# [Exercise inputs]
[START]

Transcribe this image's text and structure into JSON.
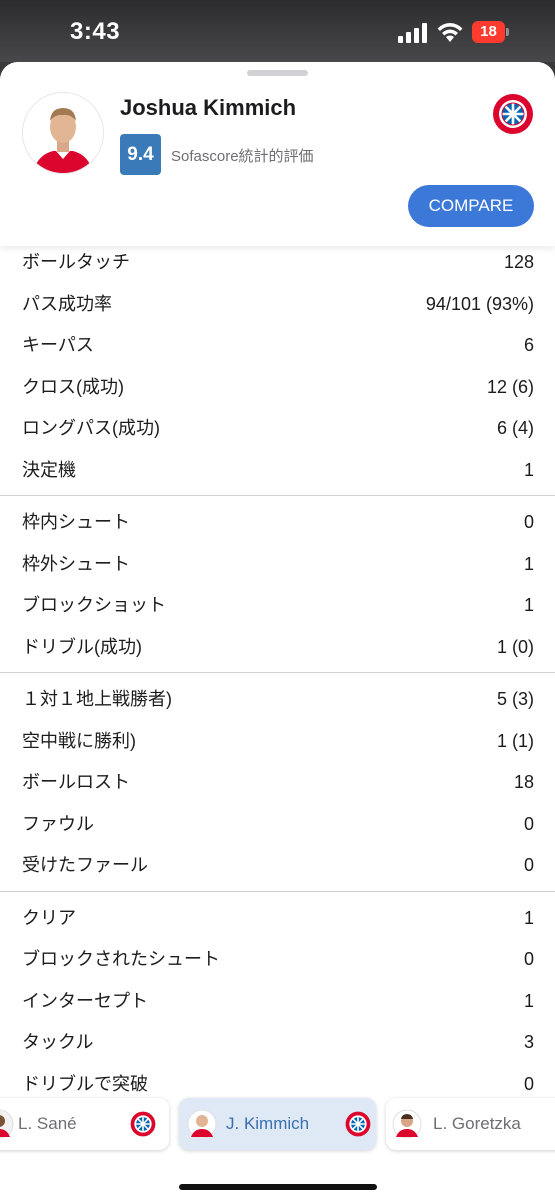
{
  "status_bar": {
    "time": "3:43",
    "battery": "18"
  },
  "player": {
    "name": "Joshua Kimmich",
    "rating": "9.4",
    "rating_label": "Sofascore統計的評価"
  },
  "compare_label": "COMPARE",
  "stats_groups": [
    [
      {
        "label": "ボールタッチ",
        "value": "128"
      },
      {
        "label": "パス成功率",
        "value": "94/101 (93%)"
      },
      {
        "label": "キーパス",
        "value": "6"
      },
      {
        "label": "クロス(成功)",
        "value": "12 (6)"
      },
      {
        "label": "ロングパス(成功)",
        "value": "6 (4)"
      },
      {
        "label": "決定機",
        "value": "1"
      }
    ],
    [
      {
        "label": "枠内シュート",
        "value": "0"
      },
      {
        "label": "枠外シュート",
        "value": "1"
      },
      {
        "label": "ブロックショット",
        "value": "1"
      },
      {
        "label": "ドリブル(成功)",
        "value": "1 (0)"
      }
    ],
    [
      {
        "label": "１対１地上戦勝者)",
        "value": "5 (3)"
      },
      {
        "label": "空中戦に勝利)",
        "value": "1 (1)"
      },
      {
        "label": "ボールロスト",
        "value": "18"
      },
      {
        "label": "ファウル",
        "value": "0"
      },
      {
        "label": "受けたファール",
        "value": "0"
      }
    ],
    [
      {
        "label": "クリア",
        "value": "1"
      },
      {
        "label": "ブロックされたシュート",
        "value": "0"
      },
      {
        "label": "インターセプト",
        "value": "1"
      },
      {
        "label": "タックル",
        "value": "3"
      },
      {
        "label": "ドリブルで突破",
        "value": "0"
      }
    ]
  ],
  "player_switcher": [
    {
      "name": "L. Sané",
      "selected": false
    },
    {
      "name": "J. Kimmich",
      "selected": true
    },
    {
      "name": "L. Goretzka",
      "selected": false
    }
  ],
  "colors": {
    "accent": "#3c78d8",
    "rating_bg": "#3a7ab8",
    "club_red": "#dc052d",
    "club_blue": "#0066b2"
  }
}
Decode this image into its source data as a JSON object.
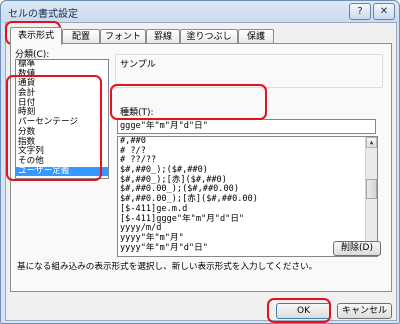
{
  "window": {
    "title": "セルの書式設定",
    "help_label": "?",
    "close_label": "✕"
  },
  "tabs": [
    {
      "label": "表示形式"
    },
    {
      "label": "配置"
    },
    {
      "label": "フォント"
    },
    {
      "label": "罫線"
    },
    {
      "label": "塗りつぶし"
    },
    {
      "label": "保護"
    }
  ],
  "category": {
    "label": "分類(C):",
    "items": [
      "標準",
      "数値",
      "通貨",
      "会計",
      "日付",
      "時刻",
      "パーセンテージ",
      "分数",
      "指数",
      "文字列",
      "その他",
      "ユーザー定義"
    ],
    "selected": "ユーザー定義"
  },
  "sample": {
    "label": "サンプル",
    "value": ""
  },
  "type": {
    "label": "種類(T):",
    "value": "ggge\"年\"m\"月\"d\"日\"",
    "items": [
      "#,##0",
      "# ?/?",
      "# ??/??",
      "$#,##0_);($#,##0)",
      "$#,##0_);[赤]($#,##0)",
      "$#,##0.00_);($#,##0.00)",
      "$#,##0.00_);[赤]($#,##0.00)",
      "[$-411]ge.m.d",
      "[$-411]ggge\"年\"m\"月\"d\"日\"",
      "yyyy/m/d",
      "yyyy\"年\"m\"月\"",
      "yyyy\"年\"m\"月\"d\"日\""
    ]
  },
  "delete_button": "削除(D)",
  "description": "基になる組み込みの表示形式を選択し、新しい表示形式を入力してください。",
  "footer": {
    "ok": "OK",
    "cancel": "キャンセル"
  },
  "colors": {
    "highlight": "#e5121d",
    "selection": "#3399ff"
  }
}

[END]

# [Aim of the exercise]
Look through the records and gather each line with the word "name".

# [Answer to this task]
    "name": "Joshua Kimmich",
      "name": "L. Sané",
      "name": "J. Kimmich",
      "name": "L. Goretzka",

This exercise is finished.